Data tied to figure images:
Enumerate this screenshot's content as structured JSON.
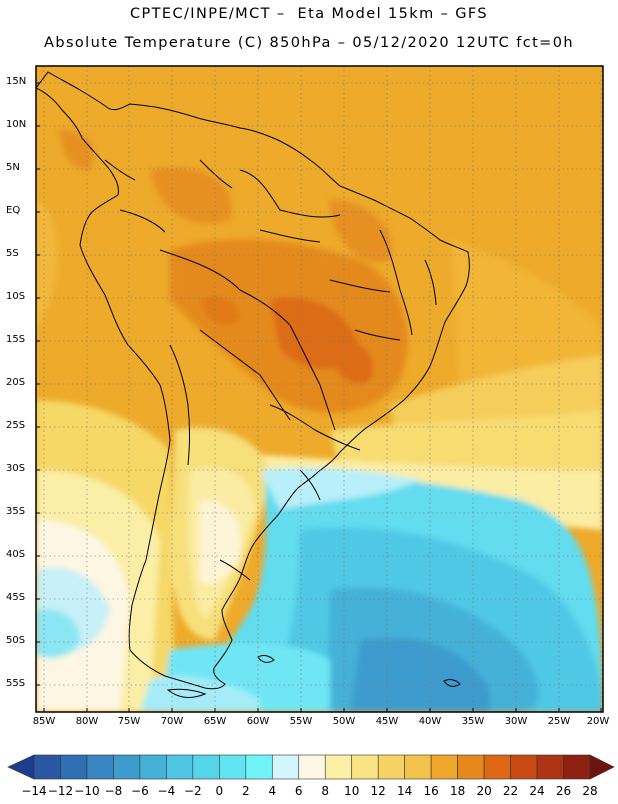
{
  "title": {
    "line1": "CPTEC/INPE/MCT –  Eta Model 15km – GFS",
    "line2": "Absolute Temperature (C) 850hPa – 05/12/2020 12UTC fct=0h"
  },
  "map": {
    "lat_labels": [
      "15N",
      "10N",
      "5N",
      "EQ",
      "5S",
      "10S",
      "15S",
      "20S",
      "25S",
      "30S",
      "35S",
      "40S",
      "45S",
      "50S",
      "55S"
    ],
    "lon_labels": [
      "85W",
      "80W",
      "75W",
      "70W",
      "65W",
      "60W",
      "55W",
      "50W",
      "45W",
      "40W",
      "35W",
      "30W",
      "25W",
      "20W"
    ],
    "lon_range": [
      -86,
      -19
    ],
    "lat_range": [
      17,
      -58
    ]
  },
  "colorbar": {
    "labels": [
      "-14",
      "-12",
      "-10",
      "-8",
      "-6",
      "-4",
      "-2",
      "0",
      "2",
      "4",
      "6",
      "8",
      "10",
      "12",
      "14",
      "16",
      "18",
      "20",
      "22",
      "24",
      "26",
      "28"
    ],
    "colors": [
      "#1e3c8c",
      "#2a57a2",
      "#2f6fb4",
      "#3887c2",
      "#3e9ccd",
      "#45b1d8",
      "#4ec5e2",
      "#56d5ea",
      "#62e5f2",
      "#70f4f8",
      "#d2f6fb",
      "#fdf8e6",
      "#fbf0a5",
      "#f9e383",
      "#f5d262",
      "#f2c24a",
      "#eea72a",
      "#e6891d",
      "#dd6712",
      "#c84a10",
      "#ae3312",
      "#8f2110",
      "#6d1410"
    ]
  },
  "colors": {
    "warm_bg": "#eeaa2b",
    "hot": "#e48a1e",
    "very_hot": "#dc6c14",
    "cold_ocean": "#62dcee",
    "cold_mid": "#4fbce0",
    "cold_deep": "#3b94c8"
  }
}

#### YOUR INSTRUCTIONS
From the listing, extract all text exactly as given and drop any picture.

#### EXERCISE ANSWER
Enumerate this screenshot's content as structured JSON.
{
  "title": {
    "line1": "CPTEC/INPE/MCT –  Eta Model 15km – GFS",
    "line2": "Absolute Temperature (C) 850hPa – 05/12/2020 12UTC fct=0h"
  },
  "map": {
    "lat_labels": [
      "15N",
      "10N",
      "5N",
      "EQ",
      "5S",
      "10S",
      "15S",
      "20S",
      "25S",
      "30S",
      "35S",
      "40S",
      "45S",
      "50S",
      "55S"
    ],
    "lon_labels": [
      "85W",
      "80W",
      "75W",
      "70W",
      "65W",
      "60W",
      "55W",
      "50W",
      "45W",
      "40W",
      "35W",
      "30W",
      "25W",
      "20W"
    ],
    "lon_range": [
      -86,
      -19
    ],
    "lat_range": [
      17,
      -58
    ]
  },
  "colorbar": {
    "labels": [
      "-14",
      "-12",
      "-10",
      "-8",
      "-6",
      "-4",
      "-2",
      "0",
      "2",
      "4",
      "6",
      "8",
      "10",
      "12",
      "14",
      "16",
      "18",
      "20",
      "22",
      "24",
      "26",
      "28"
    ],
    "colors": [
      "#1e3c8c",
      "#2a57a2",
      "#2f6fb4",
      "#3887c2",
      "#3e9ccd",
      "#45b1d8",
      "#4ec5e2",
      "#56d5ea",
      "#62e5f2",
      "#70f4f8",
      "#d2f6fb",
      "#fdf8e6",
      "#fbf0a5",
      "#f9e383",
      "#f5d262",
      "#f2c24a",
      "#eea72a",
      "#e6891d",
      "#dd6712",
      "#c84a10",
      "#ae3312",
      "#8f2110",
      "#6d1410"
    ]
  },
  "colors": {
    "warm_bg": "#eeaa2b",
    "hot": "#e48a1e",
    "very_hot": "#dc6c14",
    "cold_ocean": "#62dcee",
    "cold_mid": "#4fbce0",
    "cold_deep": "#3b94c8"
  }
}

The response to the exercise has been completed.